> **Stored data**:
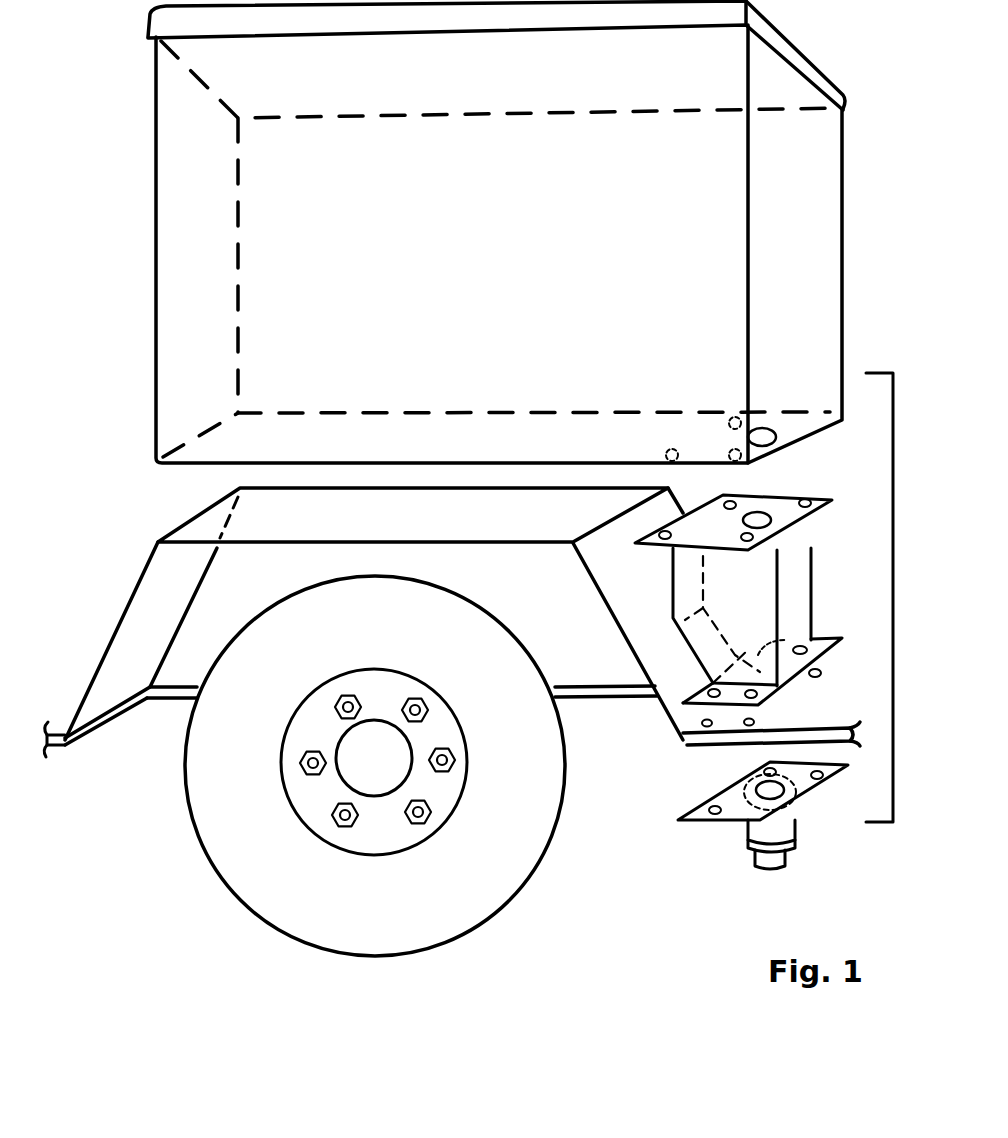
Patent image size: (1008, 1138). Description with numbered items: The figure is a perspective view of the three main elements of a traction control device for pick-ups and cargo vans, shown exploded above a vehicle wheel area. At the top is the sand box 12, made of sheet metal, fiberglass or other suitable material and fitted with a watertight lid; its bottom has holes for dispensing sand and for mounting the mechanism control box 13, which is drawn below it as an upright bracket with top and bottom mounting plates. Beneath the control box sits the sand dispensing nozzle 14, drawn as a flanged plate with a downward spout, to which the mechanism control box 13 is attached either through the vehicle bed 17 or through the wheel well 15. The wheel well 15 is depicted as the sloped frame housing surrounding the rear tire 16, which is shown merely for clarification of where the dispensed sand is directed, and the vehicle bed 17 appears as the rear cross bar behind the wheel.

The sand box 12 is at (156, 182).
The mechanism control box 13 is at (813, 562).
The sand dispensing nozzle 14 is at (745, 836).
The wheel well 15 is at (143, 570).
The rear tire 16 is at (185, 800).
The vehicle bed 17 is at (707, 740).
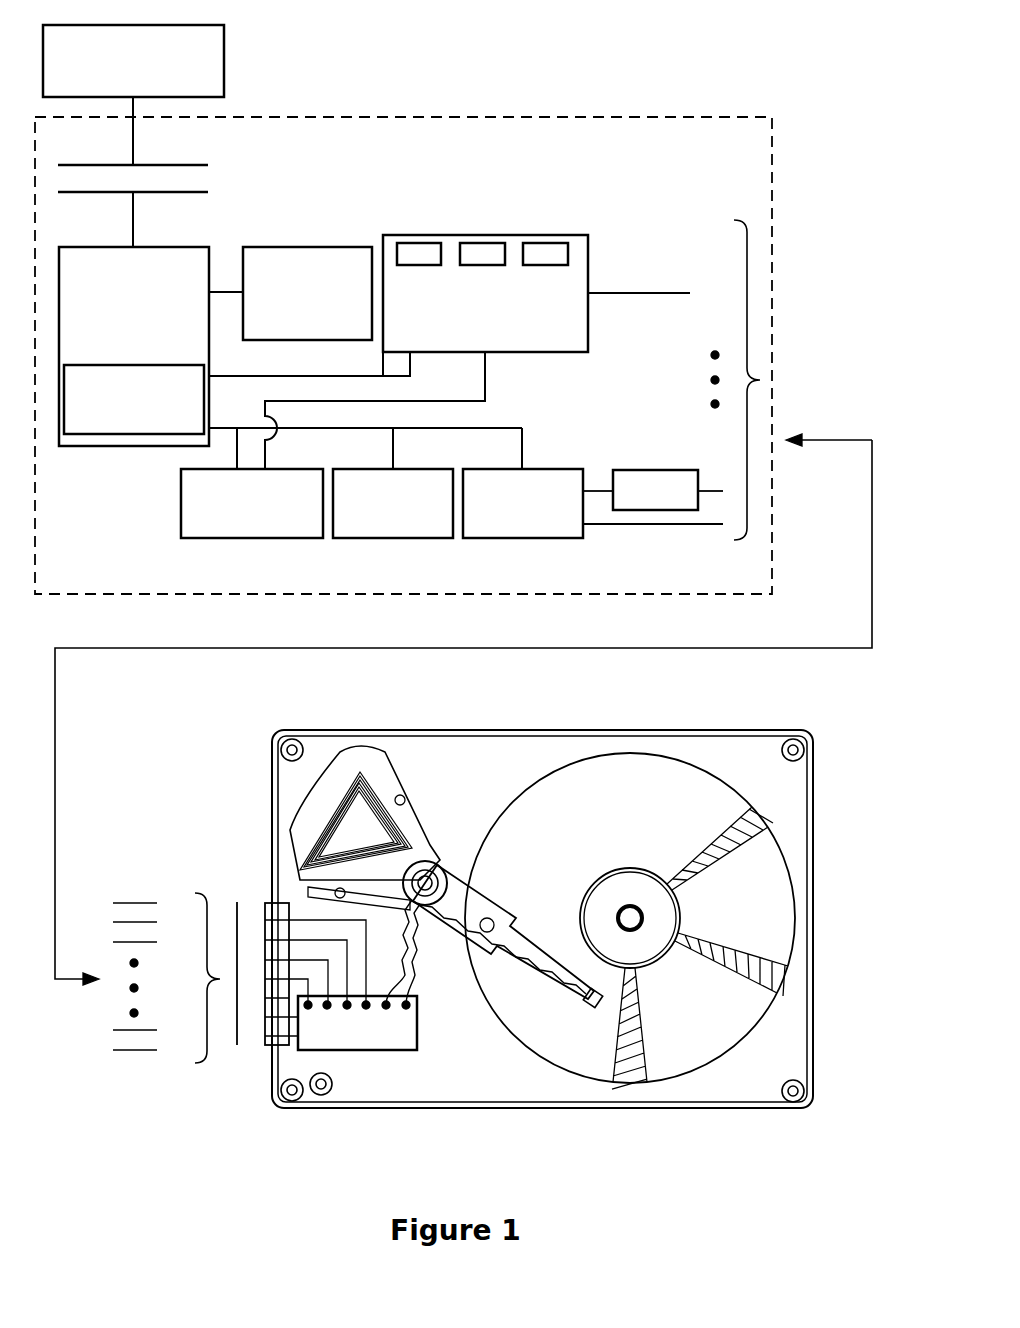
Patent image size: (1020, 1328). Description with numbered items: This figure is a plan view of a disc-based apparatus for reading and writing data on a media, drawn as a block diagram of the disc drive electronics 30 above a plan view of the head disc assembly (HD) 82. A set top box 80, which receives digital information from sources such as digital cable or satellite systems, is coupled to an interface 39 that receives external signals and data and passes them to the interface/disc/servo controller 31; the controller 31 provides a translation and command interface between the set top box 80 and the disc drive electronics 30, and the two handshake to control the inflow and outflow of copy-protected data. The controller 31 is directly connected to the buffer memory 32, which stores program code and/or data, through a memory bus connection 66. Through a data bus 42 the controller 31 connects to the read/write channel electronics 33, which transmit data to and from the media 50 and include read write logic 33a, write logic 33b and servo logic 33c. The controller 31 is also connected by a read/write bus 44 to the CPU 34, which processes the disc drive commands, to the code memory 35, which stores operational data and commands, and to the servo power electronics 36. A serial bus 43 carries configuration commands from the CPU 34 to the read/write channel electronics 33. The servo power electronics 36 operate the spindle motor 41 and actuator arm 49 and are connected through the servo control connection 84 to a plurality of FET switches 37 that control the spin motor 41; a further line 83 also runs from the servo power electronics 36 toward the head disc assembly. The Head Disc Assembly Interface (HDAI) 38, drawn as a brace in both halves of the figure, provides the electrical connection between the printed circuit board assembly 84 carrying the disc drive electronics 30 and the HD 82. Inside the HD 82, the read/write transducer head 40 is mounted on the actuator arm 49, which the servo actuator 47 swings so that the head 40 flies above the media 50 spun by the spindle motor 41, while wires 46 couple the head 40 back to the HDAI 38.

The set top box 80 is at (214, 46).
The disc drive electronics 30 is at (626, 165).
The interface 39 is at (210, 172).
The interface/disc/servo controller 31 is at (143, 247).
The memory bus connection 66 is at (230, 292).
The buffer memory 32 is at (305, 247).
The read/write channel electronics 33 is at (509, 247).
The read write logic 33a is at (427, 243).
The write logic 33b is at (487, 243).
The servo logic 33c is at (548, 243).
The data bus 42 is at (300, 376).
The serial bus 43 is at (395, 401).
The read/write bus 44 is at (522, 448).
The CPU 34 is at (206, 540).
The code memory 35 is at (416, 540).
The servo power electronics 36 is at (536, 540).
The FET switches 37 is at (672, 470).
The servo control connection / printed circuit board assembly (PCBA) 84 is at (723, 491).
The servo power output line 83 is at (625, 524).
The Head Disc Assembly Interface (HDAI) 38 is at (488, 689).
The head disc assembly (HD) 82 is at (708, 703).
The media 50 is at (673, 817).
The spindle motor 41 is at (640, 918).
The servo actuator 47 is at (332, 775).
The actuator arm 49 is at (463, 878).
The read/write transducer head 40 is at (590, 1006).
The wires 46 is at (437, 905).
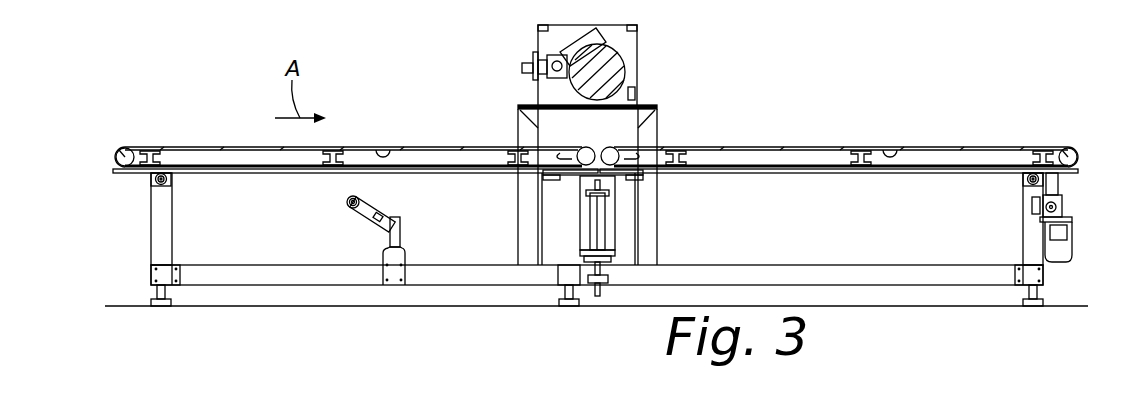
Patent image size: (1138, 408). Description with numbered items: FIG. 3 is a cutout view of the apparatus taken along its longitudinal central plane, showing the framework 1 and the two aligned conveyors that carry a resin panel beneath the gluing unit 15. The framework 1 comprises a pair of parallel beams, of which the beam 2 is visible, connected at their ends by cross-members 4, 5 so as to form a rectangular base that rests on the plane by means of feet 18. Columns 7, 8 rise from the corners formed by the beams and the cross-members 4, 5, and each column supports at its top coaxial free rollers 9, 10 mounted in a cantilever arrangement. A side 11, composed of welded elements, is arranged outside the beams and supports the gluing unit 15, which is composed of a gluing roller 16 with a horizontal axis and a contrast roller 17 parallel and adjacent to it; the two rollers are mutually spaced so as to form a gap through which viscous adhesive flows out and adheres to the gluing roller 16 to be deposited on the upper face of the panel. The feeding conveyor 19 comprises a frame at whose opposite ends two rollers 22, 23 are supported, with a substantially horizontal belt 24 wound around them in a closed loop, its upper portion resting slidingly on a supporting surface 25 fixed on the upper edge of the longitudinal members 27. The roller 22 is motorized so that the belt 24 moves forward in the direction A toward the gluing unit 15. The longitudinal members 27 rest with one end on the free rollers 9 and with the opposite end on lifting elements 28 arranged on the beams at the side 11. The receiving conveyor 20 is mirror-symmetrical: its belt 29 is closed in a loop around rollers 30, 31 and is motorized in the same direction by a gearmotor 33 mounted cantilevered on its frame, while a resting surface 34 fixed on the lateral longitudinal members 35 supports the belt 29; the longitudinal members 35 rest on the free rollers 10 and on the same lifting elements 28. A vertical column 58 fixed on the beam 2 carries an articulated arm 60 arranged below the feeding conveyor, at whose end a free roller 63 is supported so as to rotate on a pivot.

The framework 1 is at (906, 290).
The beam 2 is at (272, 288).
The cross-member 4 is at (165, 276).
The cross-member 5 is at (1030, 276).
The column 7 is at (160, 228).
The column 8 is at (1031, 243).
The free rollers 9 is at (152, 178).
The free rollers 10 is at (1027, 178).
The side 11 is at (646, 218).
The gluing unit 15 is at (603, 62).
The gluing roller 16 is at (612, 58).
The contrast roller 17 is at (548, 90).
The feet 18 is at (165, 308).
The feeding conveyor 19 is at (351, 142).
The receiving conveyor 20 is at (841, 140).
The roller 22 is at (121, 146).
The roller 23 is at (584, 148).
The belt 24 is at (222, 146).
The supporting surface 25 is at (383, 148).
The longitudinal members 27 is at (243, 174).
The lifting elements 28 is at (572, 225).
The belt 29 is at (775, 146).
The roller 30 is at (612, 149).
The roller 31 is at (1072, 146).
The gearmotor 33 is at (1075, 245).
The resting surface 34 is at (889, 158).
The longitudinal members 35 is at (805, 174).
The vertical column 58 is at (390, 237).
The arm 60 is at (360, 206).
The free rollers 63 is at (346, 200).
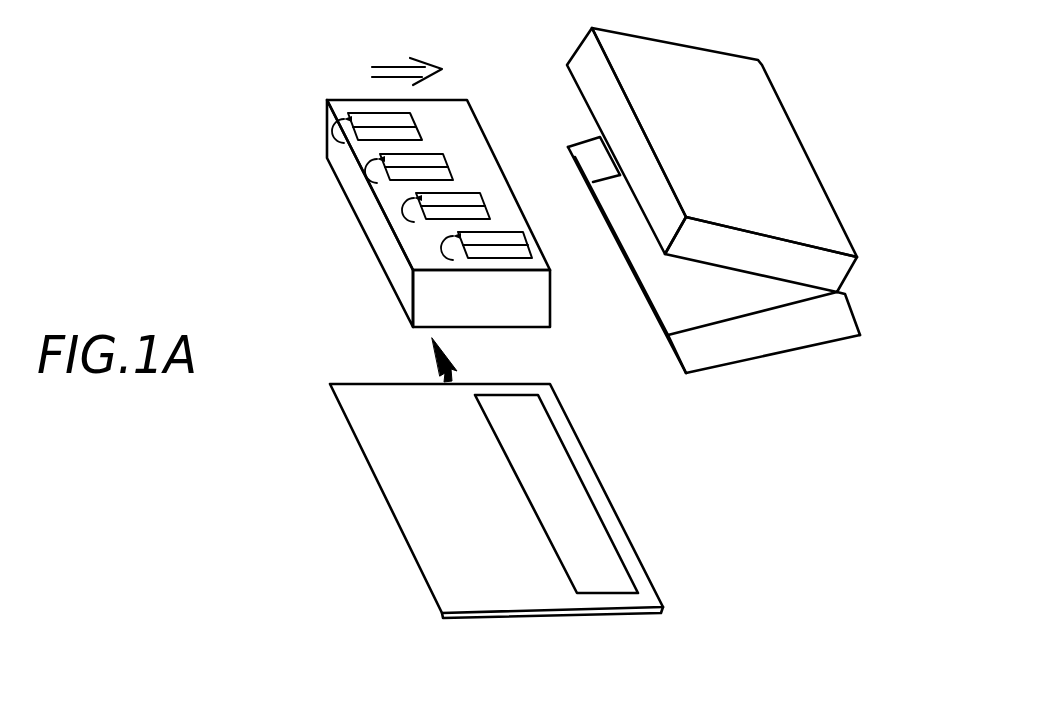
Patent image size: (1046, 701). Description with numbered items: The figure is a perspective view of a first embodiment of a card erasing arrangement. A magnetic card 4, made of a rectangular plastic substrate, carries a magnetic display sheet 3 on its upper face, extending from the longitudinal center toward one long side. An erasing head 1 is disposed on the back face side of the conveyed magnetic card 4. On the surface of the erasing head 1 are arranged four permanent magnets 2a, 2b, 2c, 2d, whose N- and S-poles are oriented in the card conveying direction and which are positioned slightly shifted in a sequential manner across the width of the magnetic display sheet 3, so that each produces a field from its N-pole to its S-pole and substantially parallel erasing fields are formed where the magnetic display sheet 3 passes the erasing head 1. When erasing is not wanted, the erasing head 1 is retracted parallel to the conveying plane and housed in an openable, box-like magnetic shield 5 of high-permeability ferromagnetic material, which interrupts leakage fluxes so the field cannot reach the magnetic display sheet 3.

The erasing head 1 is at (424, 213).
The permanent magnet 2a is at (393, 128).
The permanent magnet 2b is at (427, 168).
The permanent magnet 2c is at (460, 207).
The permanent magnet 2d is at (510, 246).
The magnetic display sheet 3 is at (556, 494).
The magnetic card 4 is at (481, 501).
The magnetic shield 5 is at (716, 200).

> **Stated goal**:
Retype the lines in the material above, from the line with "Patent image size: (1046, 701)." to the line with "The permanent magnet 2b is at (427, 168).", both included, with no changes.

> **Response to the exercise**:
Patent image size: (1046, 701). Description with numbered items: The figure is a perspective view of a first embodiment of a card erasing arrangement. A magnetic card 4, made of a rectangular plastic substrate, carries a magnetic display sheet 3 on its upper face, extending from the longitudinal center toward one long side. An erasing head 1 is disposed on the back face side of the conveyed magnetic card 4. On the surface of the erasing head 1 are arranged four permanent magnets 2a, 2b, 2c, 2d, whose N- and S-poles are oriented in the card conveying direction and which are positioned slightly shifted in a sequential manner across the width of the magnetic display sheet 3, so that each produces a field from its N-pole to its S-pole and substantially parallel erasing fields are formed where the magnetic display sheet 3 passes the erasing head 1. When erasing is not wanted, the erasing head 1 is retracted parallel to the conveying plane and housed in an openable, box-like magnetic shield 5 of high-permeability ferromagnetic material, which interrupts leakage fluxes so the field cannot reach the magnetic display sheet 3.

The erasing head 1 is at (424, 213).
The permanent magnet 2a is at (393, 128).
The permanent magnet 2b is at (427, 168).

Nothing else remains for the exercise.